Start of Supplied data
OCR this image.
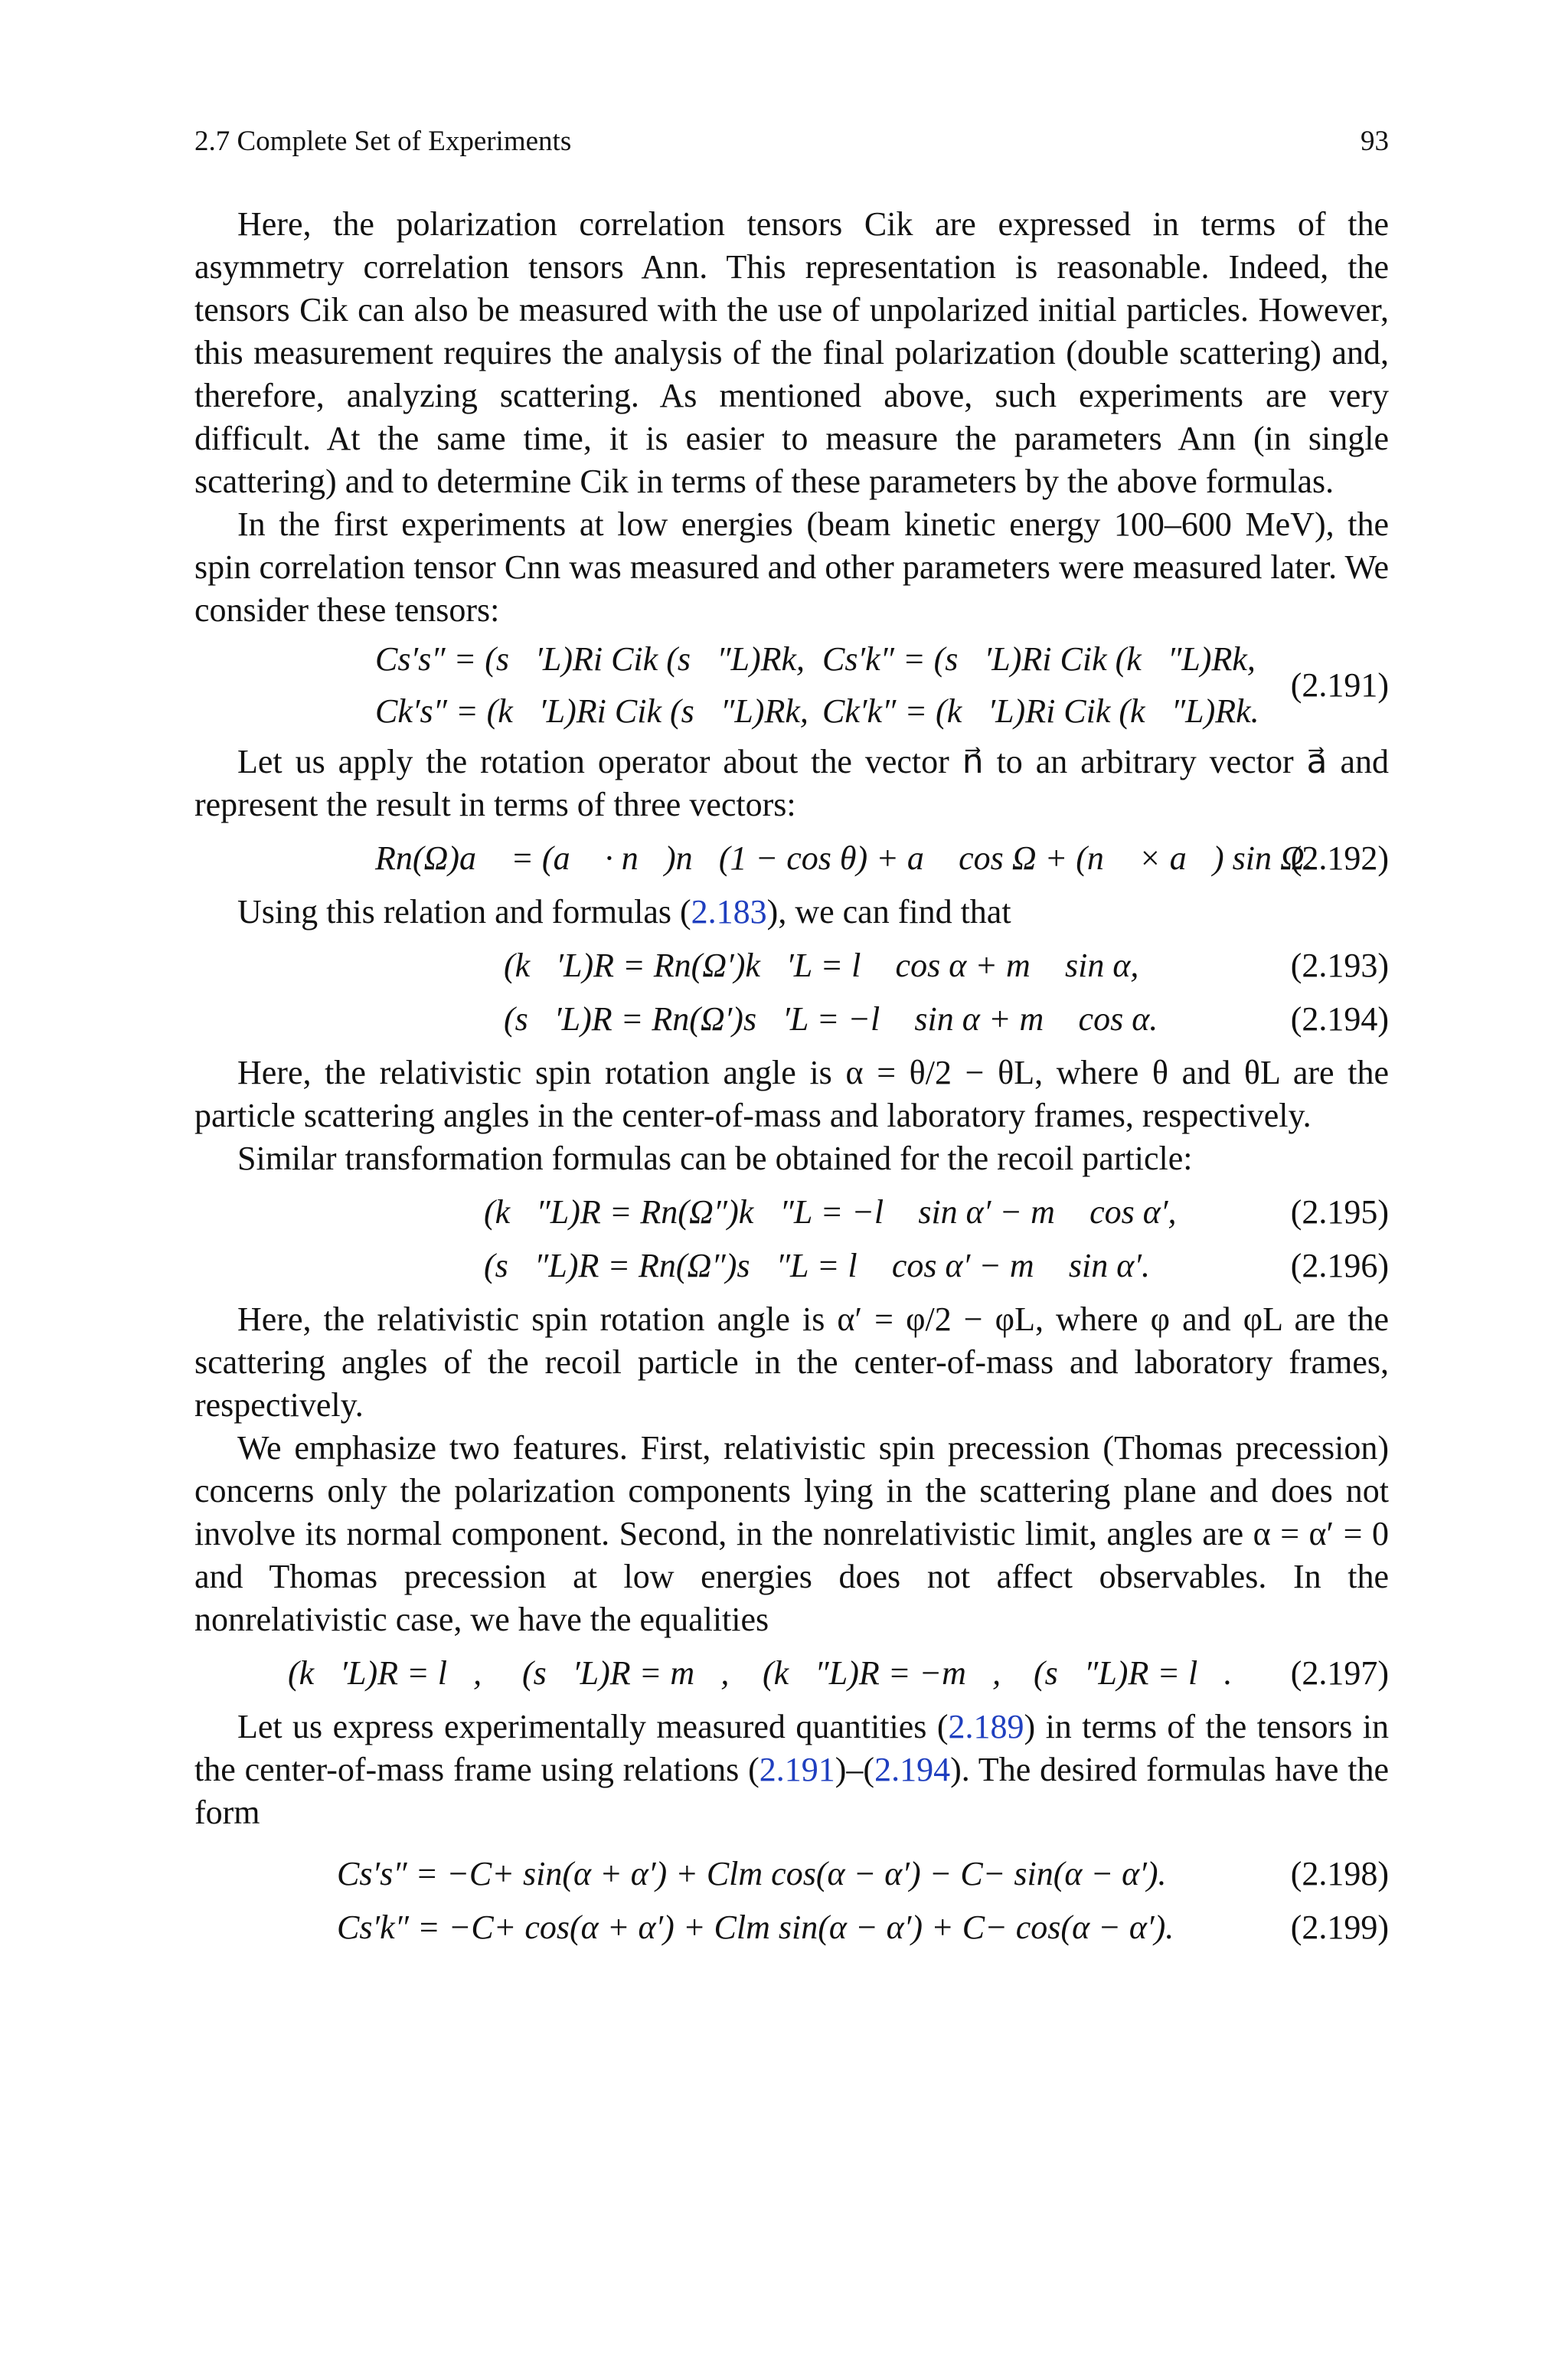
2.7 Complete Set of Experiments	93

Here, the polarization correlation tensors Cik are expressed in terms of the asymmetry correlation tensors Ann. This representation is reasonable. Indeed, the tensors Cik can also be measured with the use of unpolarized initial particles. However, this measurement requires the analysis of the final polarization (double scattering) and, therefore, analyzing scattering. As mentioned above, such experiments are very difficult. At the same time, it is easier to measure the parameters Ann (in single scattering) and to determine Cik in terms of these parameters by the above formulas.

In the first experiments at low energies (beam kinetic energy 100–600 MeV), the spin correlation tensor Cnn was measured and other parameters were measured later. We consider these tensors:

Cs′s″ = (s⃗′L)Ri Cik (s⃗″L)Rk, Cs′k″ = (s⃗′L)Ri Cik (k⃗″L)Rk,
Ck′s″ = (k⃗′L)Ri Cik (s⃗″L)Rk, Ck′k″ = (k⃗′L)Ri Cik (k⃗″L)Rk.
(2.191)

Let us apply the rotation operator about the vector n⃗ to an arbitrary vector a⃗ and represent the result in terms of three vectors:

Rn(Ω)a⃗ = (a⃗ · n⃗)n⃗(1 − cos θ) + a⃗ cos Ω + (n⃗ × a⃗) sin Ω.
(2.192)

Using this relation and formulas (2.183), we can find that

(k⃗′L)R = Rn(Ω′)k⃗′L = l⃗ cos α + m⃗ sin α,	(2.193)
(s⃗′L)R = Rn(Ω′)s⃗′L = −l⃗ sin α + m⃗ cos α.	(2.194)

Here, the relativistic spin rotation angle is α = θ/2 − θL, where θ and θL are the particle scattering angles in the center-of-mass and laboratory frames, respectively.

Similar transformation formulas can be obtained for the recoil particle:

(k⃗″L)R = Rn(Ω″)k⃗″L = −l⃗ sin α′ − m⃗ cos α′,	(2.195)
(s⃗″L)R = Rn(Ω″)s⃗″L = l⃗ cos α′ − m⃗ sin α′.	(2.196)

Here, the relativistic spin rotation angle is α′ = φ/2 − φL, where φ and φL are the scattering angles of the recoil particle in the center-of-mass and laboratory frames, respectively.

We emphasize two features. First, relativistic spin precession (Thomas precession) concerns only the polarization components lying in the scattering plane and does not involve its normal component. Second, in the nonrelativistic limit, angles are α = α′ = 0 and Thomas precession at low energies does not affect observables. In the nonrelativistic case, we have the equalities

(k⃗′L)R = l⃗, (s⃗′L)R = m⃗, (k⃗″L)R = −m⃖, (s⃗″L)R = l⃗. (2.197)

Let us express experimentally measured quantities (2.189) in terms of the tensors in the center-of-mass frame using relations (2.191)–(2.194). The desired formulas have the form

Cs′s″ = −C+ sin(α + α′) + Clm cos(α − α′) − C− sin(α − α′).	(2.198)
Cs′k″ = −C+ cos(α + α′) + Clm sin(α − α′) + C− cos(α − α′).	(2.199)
End of Supplied data
§ **Problem requirements**
Reproduce every entry exactly, but omit each picture.

§ **In response**
OCR this image.
2.7 Complete Set of Experiments	93

Here, the polarization correlation tensors Cik are expressed in terms of the asymmetry correlation tensors Ann. This representation is reasonable. Indeed, the tensors Cik can also be measured with the use of unpolarized initial particles. However, this measurement requires the analysis of the final polarization (double scattering) and, therefore, analyzing scattering. As mentioned above, such experiments are very difficult. At the same time, it is easier to measure the parameters Ann (in single scattering) and to determine Cik in terms of these parameters by the above formulas.

In the first experiments at low energies (beam kinetic energy 100–600 MeV), the spin correlation tensor Cnn was measured and other parameters were measured later. We consider these tensors:

Cs′s″ = (s⃗′L)Ri Cik (s⃗″L)Rk, Cs′k″ = (s⃗′L)Ri Cik (k⃗″L)Rk,
Ck′s″ = (k⃗′L)Ri Cik (s⃗″L)Rk, Ck′k″ = (k⃗′L)Ri Cik (k⃗″L)Rk.
(2.191)

Let us apply the rotation operator about the vector n⃗ to an arbitrary vector a⃗ and represent the result in terms of three vectors:

Rn(Ω)a⃗ = (a⃗ · n⃗)n⃗(1 − cos θ) + a⃗ cos Ω + (n⃗ × a⃗) sin Ω.
(2.192)

Using this relation and formulas (2.183), we can find that

(k⃗′L)R = Rn(Ω′)k⃗′L = l⃗ cos α + m⃗ sin α,	(2.193)
(s⃗′L)R = Rn(Ω′)s⃗′L = −l⃗ sin α + m⃗ cos α.	(2.194)

Here, the relativistic spin rotation angle is α = θ/2 − θL, where θ and θL are the particle scattering angles in the center-of-mass and laboratory frames, respectively.

Similar transformation formulas can be obtained for the recoil particle:

(k⃗″L)R = Rn(Ω″)k⃗″L = −l⃗ sin α′ − m⃗ cos α′,	(2.195)
(s⃗″L)R = Rn(Ω″)s⃗″L = l⃗ cos α′ − m⃗ sin α′.	(2.196)

Here, the relativistic spin rotation angle is α′ = φ/2 − φL, where φ and φL are the scattering angles of the recoil particle in the center-of-mass and laboratory frames, respectively.

We emphasize two features. First, relativistic spin precession (Thomas precession) concerns only the polarization components lying in the scattering plane and does not involve its normal component. Second, in the nonrelativistic limit, angles are α = α′ = 0 and Thomas precession at low energies does not affect observables. In the nonrelativistic case, we have the equalities

(k⃗′L)R = l⃗, (s⃗′L)R = m⃗, (k⃗″L)R = −m⃖, (s⃗″L)R = l⃗. (2.197)

Let us express experimentally measured quantities (2.189) in terms of the tensors in the center-of-mass frame using relations (2.191)–(2.194). The desired formulas have the form

Cs′s″ = −C+ sin(α + α′) + Clm cos(α − α′) − C− sin(α − α′).	(2.198)
Cs′k″ = −C+ cos(α + α′) + Clm sin(α − α′) + C− cos(α − α′).	(2.199)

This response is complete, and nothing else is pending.